#### RECORD EXCERPTS

%%

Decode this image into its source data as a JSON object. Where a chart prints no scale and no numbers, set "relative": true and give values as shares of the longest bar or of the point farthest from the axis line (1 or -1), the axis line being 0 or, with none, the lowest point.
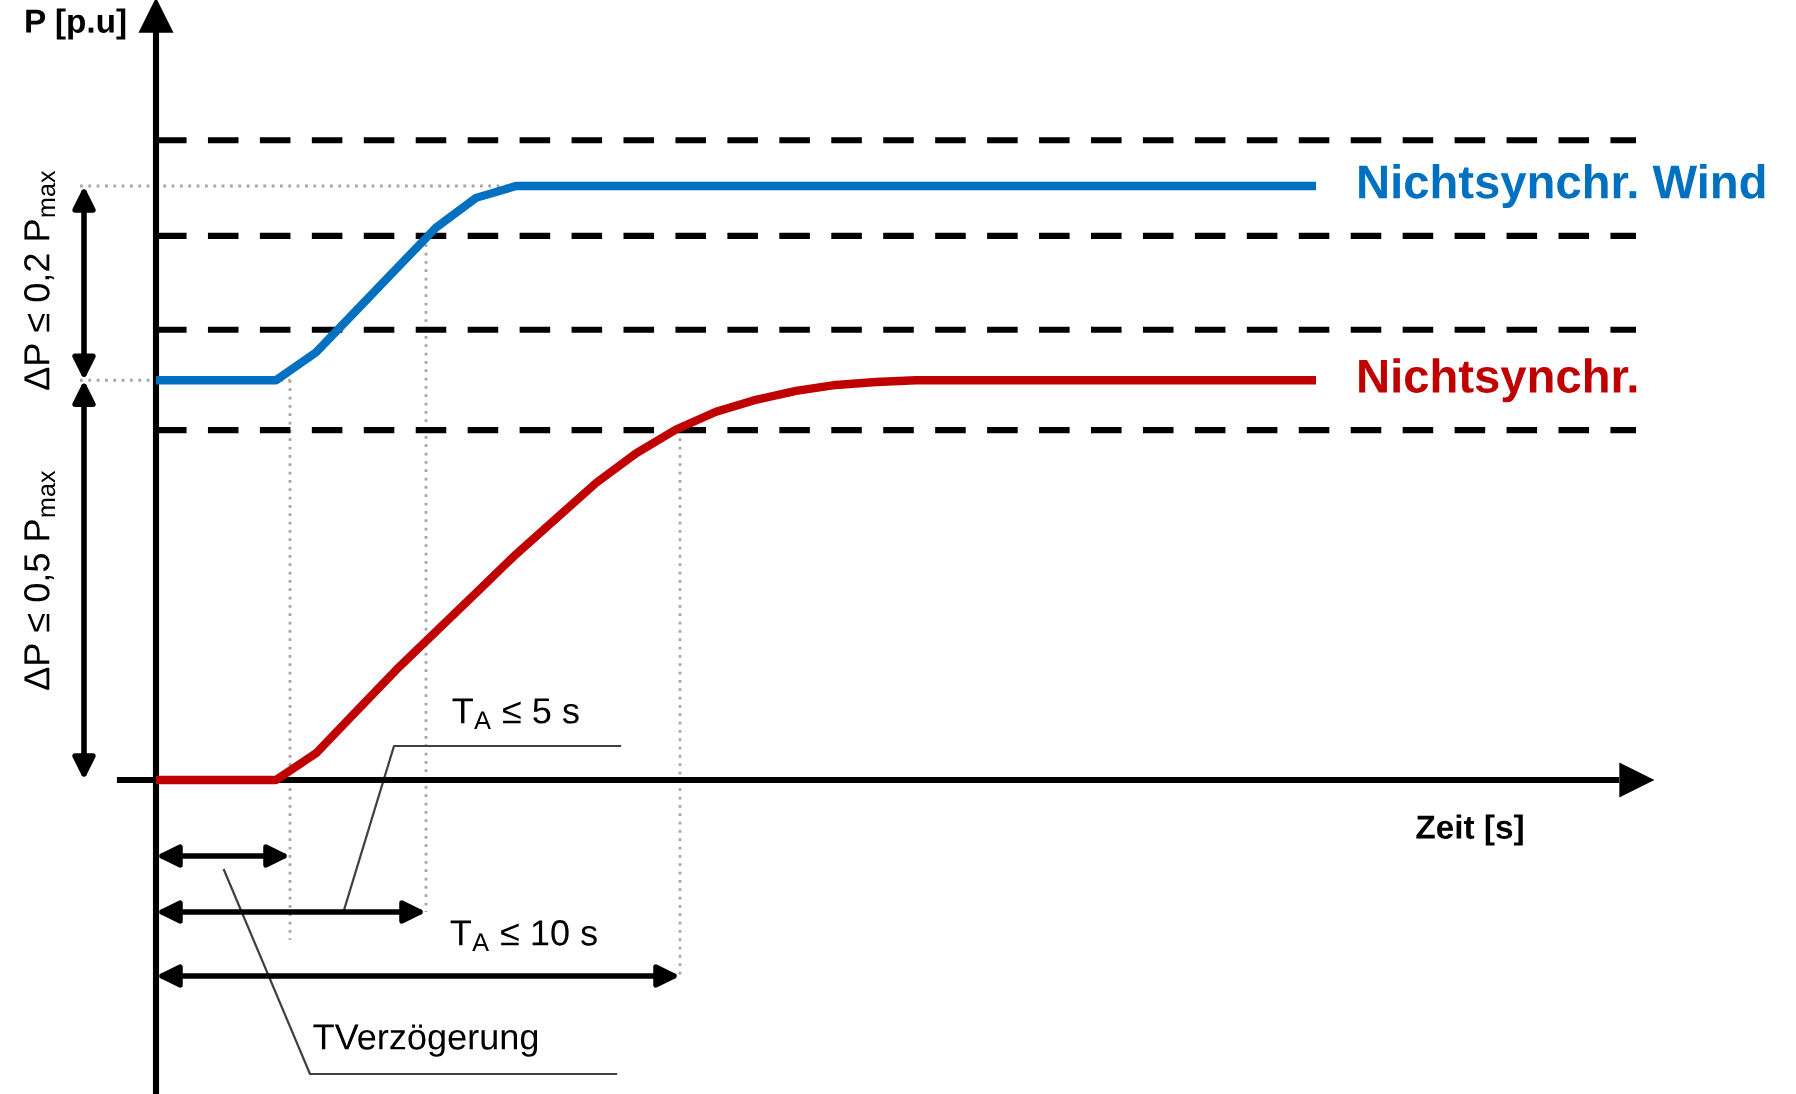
{
  "chart_data": {
    "type": "line",
    "relative": true,
    "legend": false,
    "ylabel": "P [p.u]",
    "xlabel": "Zeit [s]",
    "categories": [
      null,
      null,
      null,
      null,
      null,
      null,
      null,
      null,
      null,
      null,
      null,
      null,
      null,
      null,
      null,
      null,
      null,
      null,
      null,
      null,
      null,
      null,
      null,
      null,
      null,
      null,
      null,
      null,
      null,
      null,
      null,
      null,
      null,
      null,
      null,
      null,
      null
    ],
    "series": [
      {
        "name": "Nichtsynchr. Wind",
        "color": "#0070c0",
        "values": [
          0.673,
          0.673,
          0.673,
          0.673,
          0.72,
          0.79,
          0.86,
          0.93,
          0.98,
          1,
          1,
          1,
          1,
          1,
          1,
          1,
          1,
          1,
          1,
          1,
          1,
          1,
          1,
          1,
          1,
          1,
          1,
          1,
          1,
          1,
          null,
          null,
          null,
          null,
          null,
          null,
          null
        ]
      },
      {
        "name": "Nichtsynchr.",
        "color": "#c00000",
        "values": [
          0,
          0,
          0,
          0,
          0.045,
          0.115,
          0.185,
          0.25,
          0.315,
          0.38,
          0.44,
          0.5,
          0.55,
          0.59,
          0.62,
          0.64,
          0.655,
          0.665,
          0.67,
          0.673,
          0.673,
          0.673,
          0.673,
          0.673,
          0.673,
          0.673,
          0.673,
          0.673,
          0.673,
          0.673,
          null,
          null,
          null,
          null,
          null,
          null,
          null
        ]
      }
    ],
    "ref_lines": [
      {
        "axis": "y",
        "value": 1.077,
        "color": "#000000",
        "line_style": "dashed"
      },
      {
        "axis": "y",
        "value": 0.916,
        "color": "#000000",
        "line_style": "dashed"
      },
      {
        "axis": "y",
        "value": 0.758,
        "color": "#000000",
        "line_style": "dashed"
      },
      {
        "axis": "y",
        "value": 0.589,
        "color": "#000000",
        "line_style": "dashed"
      },
      {
        "axis": "y",
        "value": 1,
        "color": "#a6a6a6",
        "line_style": "dotted"
      },
      {
        "axis": "y",
        "value": 0.673,
        "color": "#a6a6a6",
        "line_style": "dotted"
      }
    ],
    "annotations": [
      "ΔP ≤ 0,2 P$_{max}$",
      "ΔP ≤ 0,5 P$_{max}$",
      "T$_{A}$ ≤ 5 s",
      "T$_{A}$ ≤ 10 s",
      "TVerzögerung"
    ]
  }
}
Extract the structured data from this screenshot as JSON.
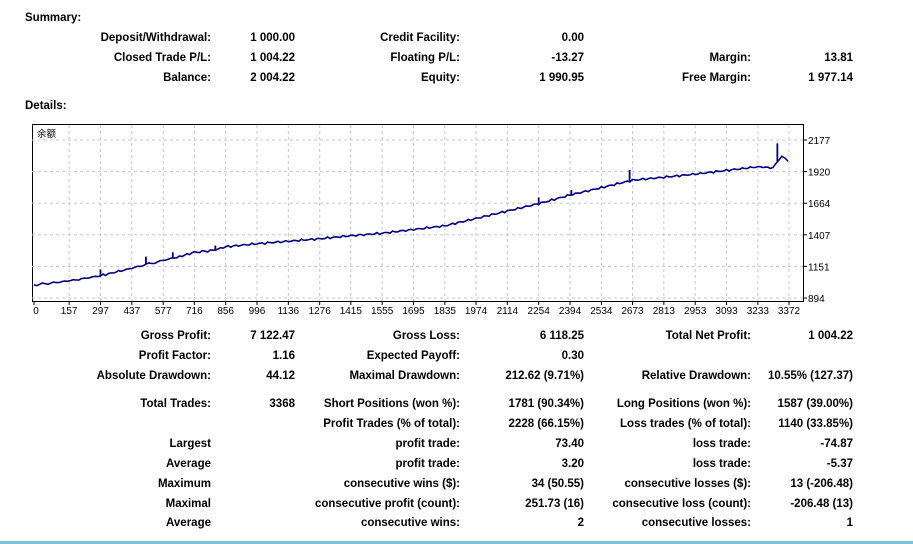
{
  "summary": {
    "heading": "Summary:",
    "deposit_label": "Deposit/Withdrawal:",
    "deposit_value": "1 000.00",
    "credit_label": "Credit Facility:",
    "credit_value": "0.00",
    "closed_label": "Closed Trade P/L:",
    "closed_value": "1 004.22",
    "floating_label": "Floating P/L:",
    "floating_value": "-13.27",
    "margin_label": "Margin:",
    "margin_value": "13.81",
    "balance_label": "Balance:",
    "balance_value": "2 004.22",
    "equity_label": "Equity:",
    "equity_value": "1 990.95",
    "free_margin_label": "Free Margin:",
    "free_margin_value": "1 977.14"
  },
  "details": {
    "heading": "Details:"
  },
  "chart_data": {
    "type": "line",
    "title": "余额",
    "x_ticks": [
      "0",
      "157",
      "297",
      "437",
      "577",
      "716",
      "856",
      "996",
      "1136",
      "1276",
      "1415",
      "1555",
      "1695",
      "1835",
      "1974",
      "2114",
      "2254",
      "2394",
      "2534",
      "2673",
      "2813",
      "2953",
      "3093",
      "3233",
      "3372"
    ],
    "y_ticks": [
      "2177",
      "1920",
      "1664",
      "1407",
      "1151",
      "894"
    ],
    "xlim": [
      0,
      3368
    ],
    "ylim": [
      894,
      2177
    ],
    "grid": true,
    "series": [
      {
        "color": "#000080",
        "x": [
          0,
          100,
          200,
          297,
          400,
          500,
          577,
          650,
          716,
          800,
          856,
          996,
          1136,
          1276,
          1415,
          1555,
          1695,
          1835,
          1974,
          2114,
          2254,
          2394,
          2534,
          2673,
          2813,
          2953,
          3093,
          3233,
          3300,
          3340,
          3368
        ],
        "y": [
          1000,
          1020,
          1045,
          1075,
          1120,
          1165,
          1200,
          1230,
          1265,
          1280,
          1310,
          1335,
          1355,
          1375,
          1400,
          1420,
          1450,
          1480,
          1540,
          1600,
          1660,
          1730,
          1790,
          1850,
          1875,
          1900,
          1930,
          1960,
          1950,
          2050,
          2004
        ]
      }
    ],
    "spikes": [
      {
        "x": 297,
        "y": 1125
      },
      {
        "x": 500,
        "y": 1230
      },
      {
        "x": 620,
        "y": 1265
      },
      {
        "x": 810,
        "y": 1320
      },
      {
        "x": 2254,
        "y": 1710
      },
      {
        "x": 2400,
        "y": 1770
      },
      {
        "x": 2660,
        "y": 1935
      },
      {
        "x": 3320,
        "y": 2150
      }
    ]
  },
  "stats": {
    "gross_profit_label": "Gross Profit:",
    "gross_profit_value": "7 122.47",
    "gross_loss_label": "Gross Loss:",
    "gross_loss_value": "6 118.25",
    "total_net_profit_label": "Total Net Profit:",
    "total_net_profit_value": "1 004.22",
    "profit_factor_label": "Profit Factor:",
    "profit_factor_value": "1.16",
    "expected_payoff_label": "Expected Payoff:",
    "expected_payoff_value": "0.30",
    "absolute_drawdown_label": "Absolute Drawdown:",
    "absolute_drawdown_value": "44.12",
    "maximal_drawdown_label": "Maximal Drawdown:",
    "maximal_drawdown_value": "212.62 (9.71%)",
    "relative_drawdown_label": "Relative Drawdown:",
    "relative_drawdown_value": "10.55% (127.37)",
    "total_trades_label": "Total Trades:",
    "total_trades_value": "3368",
    "short_positions_label": "Short Positions (won %):",
    "short_positions_value": "1781 (90.34%)",
    "long_positions_label": "Long Positions (won %):",
    "long_positions_value": "1587 (39.00%)",
    "profit_trades_label": "Profit Trades (% of total):",
    "profit_trades_value": "2228 (66.15%)",
    "loss_trades_label": "Loss trades (% of total):",
    "loss_trades_value": "1140 (33.85%)",
    "largest_label": "Largest",
    "largest_profit_label": "profit trade:",
    "largest_profit_value": "73.40",
    "largest_loss_label": "loss trade:",
    "largest_loss_value": "-74.87",
    "average_label": "Average",
    "average_profit_label": "profit trade:",
    "average_profit_value": "3.20",
    "average_loss_label": "loss trade:",
    "average_loss_value": "-5.37",
    "maximum_label": "Maximum",
    "max_cons_wins_label": "consecutive wins ($):",
    "max_cons_wins_value": "34 (50.55)",
    "max_cons_losses_label": "consecutive losses ($):",
    "max_cons_losses_value": "13 (-206.48)",
    "maximal_label": "Maximal",
    "maximal_cons_profit_label": "consecutive profit (count):",
    "maximal_cons_profit_value": "251.73 (16)",
    "maximal_cons_loss_label": "consecutive loss (count):",
    "maximal_cons_loss_value": "-206.48 (13)",
    "average2_label": "Average",
    "avg_cons_wins_label": "consecutive wins:",
    "avg_cons_wins_value": "2",
    "avg_cons_losses_label": "consecutive losses:",
    "avg_cons_losses_value": "1"
  }
}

%%

#### TASK BRIEF
Transcribe all the lines above exactly, apart from the pictures.

#### COMPLETE OUTPUT
Decode this image into its source data as a JSON object. Where a chart prints no scale and no numbers, set "relative": true and give values as shares of the longest bar or of the point farthest from the axis line (1 or -1), the axis line being 0 or, with none, the lowest point.
{
  "chart_data": {
    "type": "line",
    "relative": true,
    "legend": false,
    "ylabel": "P [p.u]",
    "xlabel": "Zeit [s]",
    "categories": [
      null,
      null,
      null,
      null,
      null,
      null,
      null,
      null,
      null,
      null,
      null,
      null,
      null,
      null,
      null,
      null,
      null,
      null,
      null,
      null,
      null,
      null,
      null,
      null,
      null,
      null,
      null,
      null,
      null,
      null,
      null,
      null,
      null,
      null,
      null,
      null,
      null
    ],
    "series": [
      {
        "name": "Nichtsynchr. Wind",
        "color": "#0070c0",
        "values": [
          0.673,
          0.673,
          0.673,
          0.673,
          0.72,
          0.79,
          0.86,
          0.93,
          0.98,
          1,
          1,
          1,
          1,
          1,
          1,
          1,
          1,
          1,
          1,
          1,
          1,
          1,
          1,
          1,
          1,
          1,
          1,
          1,
          1,
          1,
          null,
          null,
          null,
          null,
          null,
          null,
          null
        ]
      },
      {
        "name": "Nichtsynchr.",
        "color": "#c00000",
        "values": [
          0,
          0,
          0,
          0,
          0.045,
          0.115,
          0.185,
          0.25,
          0.315,
          0.38,
          0.44,
          0.5,
          0.55,
          0.59,
          0.62,
          0.64,
          0.655,
          0.665,
          0.67,
          0.673,
          0.673,
          0.673,
          0.673,
          0.673,
          0.673,
          0.673,
          0.673,
          0.673,
          0.673,
          0.673,
          null,
          null,
          null,
          null,
          null,
          null,
          null
        ]
      }
    ],
    "ref_lines": [
      {
        "axis": "y",
        "value": 1.077,
        "color": "#000000",
        "line_style": "dashed"
      },
      {
        "axis": "y",
        "value": 0.916,
        "color": "#000000",
        "line_style": "dashed"
      },
      {
        "axis": "y",
        "value": 0.758,
        "color": "#000000",
        "line_style": "dashed"
      },
      {
        "axis": "y",
        "value": 0.589,
        "color": "#000000",
        "line_style": "dashed"
      },
      {
        "axis": "y",
        "value": 1,
        "color": "#a6a6a6",
        "line_style": "dotted"
      },
      {
        "axis": "y",
        "value": 0.673,
        "color": "#a6a6a6",
        "line_style": "dotted"
      }
    ],
    "annotations": [
      "ΔP ≤ 0,2 P$_{max}$",
      "ΔP ≤ 0,5 P$_{max}$",
      "T$_{A}$ ≤ 5 s",
      "T$_{A}$ ≤ 10 s",
      "TVerzögerung"
    ]
  }
}
Extract the structured data from this screenshot as JSON.
{
  "summary": {
    "heading": "Summary:",
    "deposit_label": "Deposit/Withdrawal:",
    "deposit_value": "1 000.00",
    "credit_label": "Credit Facility:",
    "credit_value": "0.00",
    "closed_label": "Closed Trade P/L:",
    "closed_value": "1 004.22",
    "floating_label": "Floating P/L:",
    "floating_value": "-13.27",
    "margin_label": "Margin:",
    "margin_value": "13.81",
    "balance_label": "Balance:",
    "balance_value": "2 004.22",
    "equity_label": "Equity:",
    "equity_value": "1 990.95",
    "free_margin_label": "Free Margin:",
    "free_margin_value": "1 977.14"
  },
  "details": {
    "heading": "Details:"
  },
  "chart_data": {
    "type": "line",
    "title": "余额",
    "x_ticks": [
      "0",
      "157",
      "297",
      "437",
      "577",
      "716",
      "856",
      "996",
      "1136",
      "1276",
      "1415",
      "1555",
      "1695",
      "1835",
      "1974",
      "2114",
      "2254",
      "2394",
      "2534",
      "2673",
      "2813",
      "2953",
      "3093",
      "3233",
      "3372"
    ],
    "y_ticks": [
      "2177",
      "1920",
      "1664",
      "1407",
      "1151",
      "894"
    ],
    "xlim": [
      0,
      3368
    ],
    "ylim": [
      894,
      2177
    ],
    "grid": true,
    "series": [
      {
        "color": "#000080",
        "x": [
          0,
          100,
          200,
          297,
          400,
          500,
          577,
          650,
          716,
          800,
          856,
          996,
          1136,
          1276,
          1415,
          1555,
          1695,
          1835,
          1974,
          2114,
          2254,
          2394,
          2534,
          2673,
          2813,
          2953,
          3093,
          3233,
          3300,
          3340,
          3368
        ],
        "y": [
          1000,
          1020,
          1045,
          1075,
          1120,
          1165,
          1200,
          1230,
          1265,
          1280,
          1310,
          1335,
          1355,
          1375,
          1400,
          1420,
          1450,
          1480,
          1540,
          1600,
          1660,
          1730,
          1790,
          1850,
          1875,
          1900,
          1930,
          1960,
          1950,
          2050,
          2004
        ]
      }
    ],
    "spikes": [
      {
        "x": 297,
        "y": 1125
      },
      {
        "x": 500,
        "y": 1230
      },
      {
        "x": 620,
        "y": 1265
      },
      {
        "x": 810,
        "y": 1320
      },
      {
        "x": 2254,
        "y": 1710
      },
      {
        "x": 2400,
        "y": 1770
      },
      {
        "x": 2660,
        "y": 1935
      },
      {
        "x": 3320,
        "y": 2150
      }
    ]
  },
  "stats": {
    "gross_profit_label": "Gross Profit:",
    "gross_profit_value": "7 122.47",
    "gross_loss_label": "Gross Loss:",
    "gross_loss_value": "6 118.25",
    "total_net_profit_label": "Total Net Profit:",
    "total_net_profit_value": "1 004.22",
    "profit_factor_label": "Profit Factor:",
    "profit_factor_value": "1.16",
    "expected_payoff_label": "Expected Payoff:",
    "expected_payoff_value": "0.30",
    "absolute_drawdown_label": "Absolute Drawdown:",
    "absolute_drawdown_value": "44.12",
    "maximal_drawdown_label": "Maximal Drawdown:",
    "maximal_drawdown_value": "212.62 (9.71%)",
    "relative_drawdown_label": "Relative Drawdown:",
    "relative_drawdown_value": "10.55% (127.37)",
    "total_trades_label": "Total Trades:",
    "total_trades_value": "3368",
    "short_positions_label": "Short Positions (won %):",
    "short_positions_value": "1781 (90.34%)",
    "long_positions_label": "Long Positions (won %):",
    "long_positions_value": "1587 (39.00%)",
    "profit_trades_label": "Profit Trades (% of total):",
    "profit_trades_value": "2228 (66.15%)",
    "loss_trades_label": "Loss trades (% of total):",
    "loss_trades_value": "1140 (33.85%)",
    "largest_label": "Largest",
    "largest_profit_label": "profit trade:",
    "largest_profit_value": "73.40",
    "largest_loss_label": "loss trade:",
    "largest_loss_value": "-74.87",
    "average_label": "Average",
    "average_profit_label": "profit trade:",
    "average_profit_value": "3.20",
    "average_loss_label": "loss trade:",
    "average_loss_value": "-5.37",
    "maximum_label": "Maximum",
    "max_cons_wins_label": "consecutive wins ($):",
    "max_cons_wins_value": "34 (50.55)",
    "max_cons_losses_label": "consecutive losses ($):",
    "max_cons_losses_value": "13 (-206.48)",
    "maximal_label": "Maximal",
    "maximal_cons_profit_label": "consecutive profit (count):",
    "maximal_cons_profit_value": "251.73 (16)",
    "maximal_cons_loss_label": "consecutive loss (count):",
    "maximal_cons_loss_value": "-206.48 (13)",
    "average2_label": "Average",
    "avg_cons_wins_label": "consecutive wins:",
    "avg_cons_wins_value": "2",
    "avg_cons_losses_label": "consecutive losses:",
    "avg_cons_losses_value": "1"
  }
}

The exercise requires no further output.